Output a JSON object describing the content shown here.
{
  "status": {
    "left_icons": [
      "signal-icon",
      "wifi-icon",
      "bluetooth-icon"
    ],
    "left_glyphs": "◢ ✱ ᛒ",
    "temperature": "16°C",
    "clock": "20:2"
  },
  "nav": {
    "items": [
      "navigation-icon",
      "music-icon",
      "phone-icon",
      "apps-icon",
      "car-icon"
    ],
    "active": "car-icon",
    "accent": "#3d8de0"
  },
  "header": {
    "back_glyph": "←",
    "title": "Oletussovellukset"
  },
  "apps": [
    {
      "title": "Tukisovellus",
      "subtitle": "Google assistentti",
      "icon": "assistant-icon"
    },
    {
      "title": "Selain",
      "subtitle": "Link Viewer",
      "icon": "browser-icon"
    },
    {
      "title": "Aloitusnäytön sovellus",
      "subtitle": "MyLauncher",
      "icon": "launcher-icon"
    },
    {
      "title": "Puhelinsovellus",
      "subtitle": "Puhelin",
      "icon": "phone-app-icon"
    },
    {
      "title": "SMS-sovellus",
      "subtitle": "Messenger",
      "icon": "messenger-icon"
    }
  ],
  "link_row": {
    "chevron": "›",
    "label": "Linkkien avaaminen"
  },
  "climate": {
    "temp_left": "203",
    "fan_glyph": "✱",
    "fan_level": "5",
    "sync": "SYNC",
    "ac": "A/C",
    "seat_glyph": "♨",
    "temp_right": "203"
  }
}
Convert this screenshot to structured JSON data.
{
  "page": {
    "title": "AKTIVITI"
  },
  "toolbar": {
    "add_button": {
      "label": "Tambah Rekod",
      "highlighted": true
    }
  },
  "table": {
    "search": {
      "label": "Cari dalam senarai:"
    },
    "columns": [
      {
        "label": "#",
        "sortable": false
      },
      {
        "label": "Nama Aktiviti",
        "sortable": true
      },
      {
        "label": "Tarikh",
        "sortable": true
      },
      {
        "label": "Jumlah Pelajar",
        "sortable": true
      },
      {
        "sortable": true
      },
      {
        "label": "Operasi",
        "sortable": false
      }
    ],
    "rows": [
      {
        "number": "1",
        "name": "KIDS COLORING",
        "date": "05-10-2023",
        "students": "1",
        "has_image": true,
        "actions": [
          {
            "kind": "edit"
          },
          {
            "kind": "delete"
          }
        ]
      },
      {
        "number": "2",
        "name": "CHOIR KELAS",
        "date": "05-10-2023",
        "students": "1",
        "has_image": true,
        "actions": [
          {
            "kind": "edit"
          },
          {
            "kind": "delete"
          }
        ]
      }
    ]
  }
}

::::::::

## GOAL:
Please retype, exactly as written, every line from the line containing "Convert this screenshot" through the last line of the records above, including both of those lines, and nothing else.

## TASK ANSWER:
Convert this screenshot to structured JSON data.
{
  "page": {
    "title": "AKTIVITI"
  },
  "toolbar": {
    "add_button": {
      "label": "Tambah Rekod",
      "highlighted": true
    }
  },
  "table": {
    "search": {
      "label": "Cari dalam senarai:"
    },
    "columns": [
      {
        "label": "#",
        "sortable": false
      },
      {
        "label": "Nama Aktiviti",
        "sortable": true
      },
      {
        "label": "Tarikh",
        "sortable": true
      },
      {
        "label": "Jumlah Pelajar",
        "sortable": true
      },
      {
        "sortable": true
      },
      {
        "label": "Operasi",
        "sortable": false
      }
    ],
    "rows": [
      {
        "number": "1",
        "name": "KIDS COLORING",
        "date": "05-10-2023",
        "students": "1",
        "has_image": true,
        "actions": [
          {
            "kind": "edit"
          },
          {
            "kind": "delete"
          }
        ]
      },
      {
        "number": "2",
        "name": "CHOIR KELAS",
        "date": "05-10-2023",
        "students": "1",
        "has_image": true,
        "actions": [
          {
            "kind": "edit"
          },
          {
            "kind": "delete"
          }
        ]
      }
    ]
  }
}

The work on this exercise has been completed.